▶ EXERCISE DESCRIPTION
Produce a verbatim copy of the entries listed below.

▶ TASK DATA
╭──

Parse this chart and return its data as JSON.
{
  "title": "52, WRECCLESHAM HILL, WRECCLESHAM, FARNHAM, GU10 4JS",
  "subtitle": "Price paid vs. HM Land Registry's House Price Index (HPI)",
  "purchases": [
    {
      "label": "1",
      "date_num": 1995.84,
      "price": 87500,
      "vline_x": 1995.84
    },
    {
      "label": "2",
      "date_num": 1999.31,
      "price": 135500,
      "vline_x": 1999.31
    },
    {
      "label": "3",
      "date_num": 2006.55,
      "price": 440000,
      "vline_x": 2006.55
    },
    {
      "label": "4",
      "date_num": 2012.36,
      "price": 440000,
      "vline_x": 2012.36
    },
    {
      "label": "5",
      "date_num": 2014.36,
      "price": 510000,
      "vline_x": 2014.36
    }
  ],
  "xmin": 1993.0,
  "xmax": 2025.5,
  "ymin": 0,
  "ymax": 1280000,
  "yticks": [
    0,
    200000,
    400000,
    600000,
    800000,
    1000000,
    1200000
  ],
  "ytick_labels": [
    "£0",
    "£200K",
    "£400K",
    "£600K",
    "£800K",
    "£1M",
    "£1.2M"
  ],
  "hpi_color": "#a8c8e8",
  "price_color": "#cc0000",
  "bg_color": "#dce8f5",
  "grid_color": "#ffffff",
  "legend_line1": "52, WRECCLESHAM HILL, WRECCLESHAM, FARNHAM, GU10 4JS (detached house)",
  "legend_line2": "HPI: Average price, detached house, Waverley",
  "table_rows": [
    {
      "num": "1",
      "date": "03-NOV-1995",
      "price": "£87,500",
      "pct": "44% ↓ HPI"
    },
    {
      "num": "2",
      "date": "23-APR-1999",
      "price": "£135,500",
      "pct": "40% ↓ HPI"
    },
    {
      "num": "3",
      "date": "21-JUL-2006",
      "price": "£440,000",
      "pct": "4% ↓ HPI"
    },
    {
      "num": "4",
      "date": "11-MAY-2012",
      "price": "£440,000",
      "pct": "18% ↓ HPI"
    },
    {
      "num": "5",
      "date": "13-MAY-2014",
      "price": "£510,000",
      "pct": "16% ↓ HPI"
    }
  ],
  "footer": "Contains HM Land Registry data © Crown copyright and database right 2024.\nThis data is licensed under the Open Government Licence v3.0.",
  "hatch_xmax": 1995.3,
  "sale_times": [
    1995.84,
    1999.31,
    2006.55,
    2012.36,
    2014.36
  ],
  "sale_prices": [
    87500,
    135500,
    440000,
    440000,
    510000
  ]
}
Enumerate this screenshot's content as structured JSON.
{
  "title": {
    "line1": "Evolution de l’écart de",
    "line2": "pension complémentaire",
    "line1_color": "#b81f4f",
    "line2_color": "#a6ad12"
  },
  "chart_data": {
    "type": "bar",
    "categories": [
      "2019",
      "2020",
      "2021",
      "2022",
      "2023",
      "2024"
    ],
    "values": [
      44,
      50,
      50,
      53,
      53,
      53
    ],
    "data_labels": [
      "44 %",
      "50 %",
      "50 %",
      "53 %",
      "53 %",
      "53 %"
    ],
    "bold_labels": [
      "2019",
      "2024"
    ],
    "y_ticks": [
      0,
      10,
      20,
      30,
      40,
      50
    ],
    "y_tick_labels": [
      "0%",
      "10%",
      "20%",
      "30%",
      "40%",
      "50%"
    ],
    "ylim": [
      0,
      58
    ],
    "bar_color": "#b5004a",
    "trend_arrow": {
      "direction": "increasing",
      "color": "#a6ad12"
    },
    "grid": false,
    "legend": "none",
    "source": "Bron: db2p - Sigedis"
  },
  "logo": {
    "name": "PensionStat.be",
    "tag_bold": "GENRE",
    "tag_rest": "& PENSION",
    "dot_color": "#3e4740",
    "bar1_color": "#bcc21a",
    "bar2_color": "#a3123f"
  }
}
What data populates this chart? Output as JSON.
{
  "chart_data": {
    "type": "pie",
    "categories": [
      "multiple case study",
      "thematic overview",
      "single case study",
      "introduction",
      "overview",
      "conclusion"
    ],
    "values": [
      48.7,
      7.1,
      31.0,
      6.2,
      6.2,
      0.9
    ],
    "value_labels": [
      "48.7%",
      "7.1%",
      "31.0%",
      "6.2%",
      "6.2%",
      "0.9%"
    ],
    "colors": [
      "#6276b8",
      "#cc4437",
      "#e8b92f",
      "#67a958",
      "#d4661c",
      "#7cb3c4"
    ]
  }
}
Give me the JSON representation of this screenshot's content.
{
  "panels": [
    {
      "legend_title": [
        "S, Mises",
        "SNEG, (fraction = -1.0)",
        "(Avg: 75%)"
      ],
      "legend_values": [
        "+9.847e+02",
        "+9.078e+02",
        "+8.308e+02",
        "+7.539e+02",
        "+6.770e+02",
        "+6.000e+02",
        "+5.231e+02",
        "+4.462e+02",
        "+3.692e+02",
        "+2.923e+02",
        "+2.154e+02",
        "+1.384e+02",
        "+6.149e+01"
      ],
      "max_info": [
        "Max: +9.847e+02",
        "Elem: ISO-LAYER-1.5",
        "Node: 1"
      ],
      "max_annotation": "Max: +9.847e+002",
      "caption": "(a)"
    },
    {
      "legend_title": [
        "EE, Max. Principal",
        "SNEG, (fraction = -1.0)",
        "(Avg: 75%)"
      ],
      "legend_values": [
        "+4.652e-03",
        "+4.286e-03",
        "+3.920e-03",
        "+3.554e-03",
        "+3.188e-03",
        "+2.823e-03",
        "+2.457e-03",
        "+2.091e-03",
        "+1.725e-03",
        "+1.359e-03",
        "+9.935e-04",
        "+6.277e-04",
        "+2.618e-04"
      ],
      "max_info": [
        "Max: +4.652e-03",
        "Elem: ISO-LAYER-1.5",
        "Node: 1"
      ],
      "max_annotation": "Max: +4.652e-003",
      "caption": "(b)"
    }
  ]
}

╰──

▶ FULL ANSWER
Parse this chart and return its data as JSON.
{
  "title": "52, WRECCLESHAM HILL, WRECCLESHAM, FARNHAM, GU10 4JS",
  "subtitle": "Price paid vs. HM Land Registry's House Price Index (HPI)",
  "purchases": [
    {
      "label": "1",
      "date_num": 1995.84,
      "price": 87500,
      "vline_x": 1995.84
    },
    {
      "label": "2",
      "date_num": 1999.31,
      "price": 135500,
      "vline_x": 1999.31
    },
    {
      "label": "3",
      "date_num": 2006.55,
      "price": 440000,
      "vline_x": 2006.55
    },
    {
      "label": "4",
      "date_num": 2012.36,
      "price": 440000,
      "vline_x": 2012.36
    },
    {
      "label": "5",
      "date_num": 2014.36,
      "price": 510000,
      "vline_x": 2014.36
    }
  ],
  "xmin": 1993.0,
  "xmax": 2025.5,
  "ymin": 0,
  "ymax": 1280000,
  "yticks": [
    0,
    200000,
    400000,
    600000,
    800000,
    1000000,
    1200000
  ],
  "ytick_labels": [
    "£0",
    "£200K",
    "£400K",
    "£600K",
    "£800K",
    "£1M",
    "£1.2M"
  ],
  "hpi_color": "#a8c8e8",
  "price_color": "#cc0000",
  "bg_color": "#dce8f5",
  "grid_color": "#ffffff",
  "legend_line1": "52, WRECCLESHAM HILL, WRECCLESHAM, FARNHAM, GU10 4JS (detached house)",
  "legend_line2": "HPI: Average price, detached house, Waverley",
  "table_rows": [
    {
      "num": "1",
      "date": "03-NOV-1995",
      "price": "£87,500",
      "pct": "44% ↓ HPI"
    },
    {
      "num": "2",
      "date": "23-APR-1999",
      "price": "£135,500",
      "pct": "40% ↓ HPI"
    },
    {
      "num": "3",
      "date": "21-JUL-2006",
      "price": "£440,000",
      "pct": "4% ↓ HPI"
    },
    {
      "num": "4",
      "date": "11-MAY-2012",
      "price": "£440,000",
      "pct": "18% ↓ HPI"
    },
    {
      "num": "5",
      "date": "13-MAY-2014",
      "price": "£510,000",
      "pct": "16% ↓ HPI"
    }
  ],
  "footer": "Contains HM Land Registry data © Crown copyright and database right 2024.\nThis data is licensed under the Open Government Licence v3.0.",
  "hatch_xmax": 1995.3,
  "sale_times": [
    1995.84,
    1999.31,
    2006.55,
    2012.36,
    2014.36
  ],
  "sale_prices": [
    87500,
    135500,
    440000,
    440000,
    510000
  ]
}
Enumerate this screenshot's content as structured JSON.
{
  "title": {
    "line1": "Evolution de l’écart de",
    "line2": "pension complémentaire",
    "line1_color": "#b81f4f",
    "line2_color": "#a6ad12"
  },
  "chart_data": {
    "type": "bar",
    "categories": [
      "2019",
      "2020",
      "2021",
      "2022",
      "2023",
      "2024"
    ],
    "values": [
      44,
      50,
      50,
      53,
      53,
      53
    ],
    "data_labels": [
      "44 %",
      "50 %",
      "50 %",
      "53 %",
      "53 %",
      "53 %"
    ],
    "bold_labels": [
      "2019",
      "2024"
    ],
    "y_ticks": [
      0,
      10,
      20,
      30,
      40,
      50
    ],
    "y_tick_labels": [
      "0%",
      "10%",
      "20%",
      "30%",
      "40%",
      "50%"
    ],
    "ylim": [
      0,
      58
    ],
    "bar_color": "#b5004a",
    "trend_arrow": {
      "direction": "increasing",
      "color": "#a6ad12"
    },
    "grid": false,
    "legend": "none",
    "source": "Bron: db2p - Sigedis"
  },
  "logo": {
    "name": "PensionStat.be",
    "tag_bold": "GENRE",
    "tag_rest": "& PENSION",
    "dot_color": "#3e4740",
    "bar1_color": "#bcc21a",
    "bar2_color": "#a3123f"
  }
}
What data populates this chart? Output as JSON.
{
  "chart_data": {
    "type": "pie",
    "categories": [
      "multiple case study",
      "thematic overview",
      "single case study",
      "introduction",
      "overview",
      "conclusion"
    ],
    "values": [
      48.7,
      7.1,
      31.0,
      6.2,
      6.2,
      0.9
    ],
    "value_labels": [
      "48.7%",
      "7.1%",
      "31.0%",
      "6.2%",
      "6.2%",
      "0.9%"
    ],
    "colors": [
      "#6276b8",
      "#cc4437",
      "#e8b92f",
      "#67a958",
      "#d4661c",
      "#7cb3c4"
    ]
  }
}
Give me the JSON representation of this screenshot's content.
{
  "panels": [
    {
      "legend_title": [
        "S, Mises",
        "SNEG, (fraction = -1.0)",
        "(Avg: 75%)"
      ],
      "legend_values": [
        "+9.847e+02",
        "+9.078e+02",
        "+8.308e+02",
        "+7.539e+02",
        "+6.770e+02",
        "+6.000e+02",
        "+5.231e+02",
        "+4.462e+02",
        "+3.692e+02",
        "+2.923e+02",
        "+2.154e+02",
        "+1.384e+02",
        "+6.149e+01"
      ],
      "max_info": [
        "Max: +9.847e+02",
        "Elem: ISO-LAYER-1.5",
        "Node: 1"
      ],
      "max_annotation": "Max: +9.847e+002",
      "caption": "(a)"
    },
    {
      "legend_title": [
        "EE, Max. Principal",
        "SNEG, (fraction = -1.0)",
        "(Avg: 75%)"
      ],
      "legend_values": [
        "+4.652e-03",
        "+4.286e-03",
        "+3.920e-03",
        "+3.554e-03",
        "+3.188e-03",
        "+2.823e-03",
        "+2.457e-03",
        "+2.091e-03",
        "+1.725e-03",
        "+1.359e-03",
        "+9.935e-04",
        "+6.277e-04",
        "+2.618e-04"
      ],
      "max_info": [
        "Max: +4.652e-03",
        "Elem: ISO-LAYER-1.5",
        "Node: 1"
      ],
      "max_annotation": "Max: +4.652e-003",
      "caption": "(b)"
    }
  ]
}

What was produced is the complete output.